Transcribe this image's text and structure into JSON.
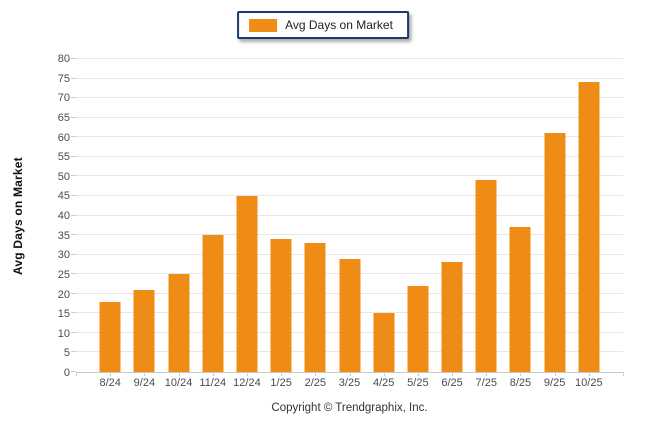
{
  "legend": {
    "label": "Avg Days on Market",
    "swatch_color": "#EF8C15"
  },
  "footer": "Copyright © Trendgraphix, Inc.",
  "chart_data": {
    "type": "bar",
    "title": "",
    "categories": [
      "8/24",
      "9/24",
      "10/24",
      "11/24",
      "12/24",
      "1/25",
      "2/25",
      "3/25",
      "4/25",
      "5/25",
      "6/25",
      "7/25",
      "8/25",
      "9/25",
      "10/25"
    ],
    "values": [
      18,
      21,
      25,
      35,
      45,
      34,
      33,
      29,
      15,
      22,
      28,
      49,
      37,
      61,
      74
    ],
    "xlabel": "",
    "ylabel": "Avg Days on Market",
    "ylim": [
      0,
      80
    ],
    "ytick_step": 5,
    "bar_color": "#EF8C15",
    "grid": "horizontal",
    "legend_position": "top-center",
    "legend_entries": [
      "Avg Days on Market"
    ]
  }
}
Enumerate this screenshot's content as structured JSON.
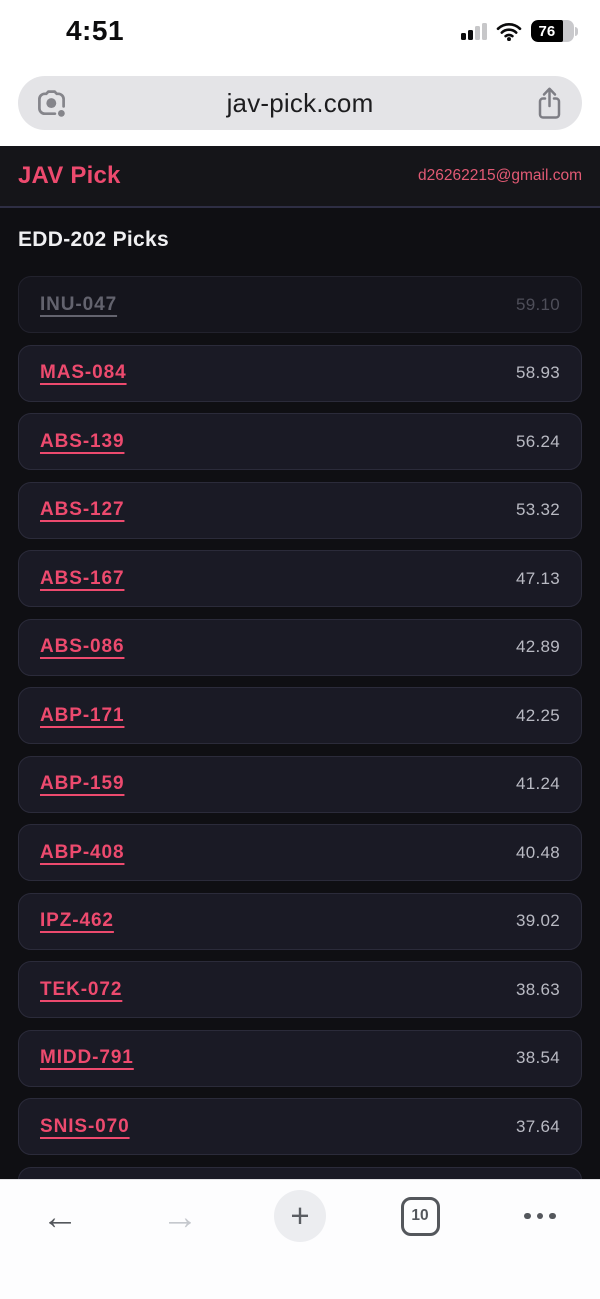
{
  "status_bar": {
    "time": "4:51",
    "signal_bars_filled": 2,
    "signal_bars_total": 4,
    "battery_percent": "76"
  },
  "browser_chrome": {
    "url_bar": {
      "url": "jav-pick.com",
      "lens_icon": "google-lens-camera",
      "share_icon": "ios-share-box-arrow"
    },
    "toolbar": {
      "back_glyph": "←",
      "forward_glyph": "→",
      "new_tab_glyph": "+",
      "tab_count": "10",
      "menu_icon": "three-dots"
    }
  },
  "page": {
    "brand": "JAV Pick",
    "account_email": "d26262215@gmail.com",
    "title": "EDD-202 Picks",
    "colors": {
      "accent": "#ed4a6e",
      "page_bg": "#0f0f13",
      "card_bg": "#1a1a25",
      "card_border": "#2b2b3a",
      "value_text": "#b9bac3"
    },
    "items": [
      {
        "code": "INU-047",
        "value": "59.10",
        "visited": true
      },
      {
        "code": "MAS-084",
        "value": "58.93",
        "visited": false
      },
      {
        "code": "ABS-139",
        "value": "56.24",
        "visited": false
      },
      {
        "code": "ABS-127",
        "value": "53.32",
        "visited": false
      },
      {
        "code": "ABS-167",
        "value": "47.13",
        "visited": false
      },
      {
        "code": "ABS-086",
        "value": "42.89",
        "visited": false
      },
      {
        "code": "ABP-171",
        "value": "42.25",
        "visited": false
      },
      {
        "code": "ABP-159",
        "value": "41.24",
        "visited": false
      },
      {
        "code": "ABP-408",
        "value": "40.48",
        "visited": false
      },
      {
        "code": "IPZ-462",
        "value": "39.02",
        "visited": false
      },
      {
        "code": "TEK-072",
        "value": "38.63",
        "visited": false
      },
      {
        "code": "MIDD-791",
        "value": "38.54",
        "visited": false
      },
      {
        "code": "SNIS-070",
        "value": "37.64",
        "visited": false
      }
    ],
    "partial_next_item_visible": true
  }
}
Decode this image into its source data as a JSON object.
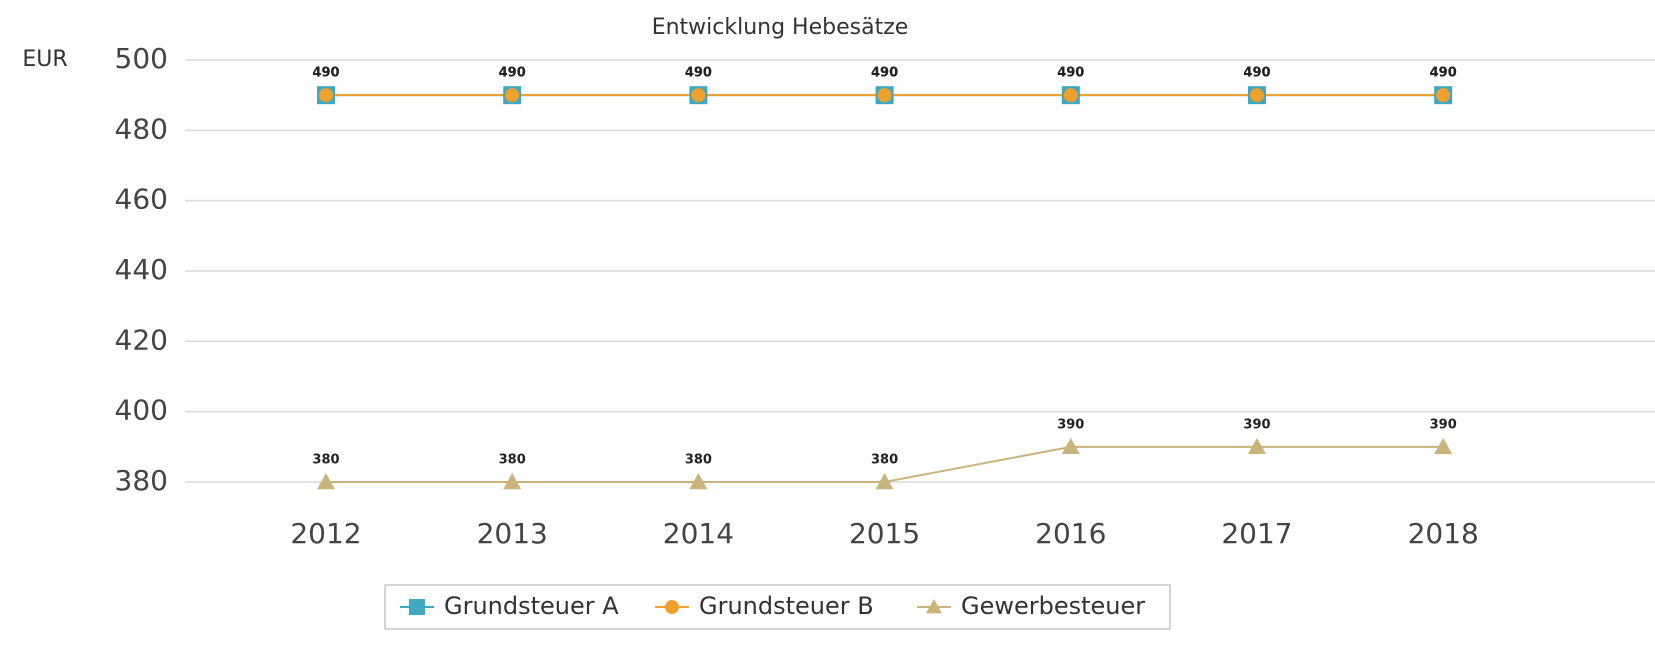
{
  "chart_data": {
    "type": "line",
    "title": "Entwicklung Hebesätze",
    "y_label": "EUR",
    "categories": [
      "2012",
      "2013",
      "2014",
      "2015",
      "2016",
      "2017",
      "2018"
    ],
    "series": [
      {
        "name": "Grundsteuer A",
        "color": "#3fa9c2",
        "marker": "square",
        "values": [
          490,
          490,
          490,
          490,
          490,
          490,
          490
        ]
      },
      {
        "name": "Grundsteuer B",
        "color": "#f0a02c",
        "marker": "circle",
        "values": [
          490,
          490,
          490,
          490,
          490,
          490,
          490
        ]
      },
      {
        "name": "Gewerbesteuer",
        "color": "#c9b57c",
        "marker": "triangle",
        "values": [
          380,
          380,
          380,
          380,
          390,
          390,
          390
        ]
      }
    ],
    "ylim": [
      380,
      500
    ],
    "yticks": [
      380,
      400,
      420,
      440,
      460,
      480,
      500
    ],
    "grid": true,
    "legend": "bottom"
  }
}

To be done -
State how many lines of the listing hold the string "image"; reply with the number and nothing else.

Solution to the problem -
2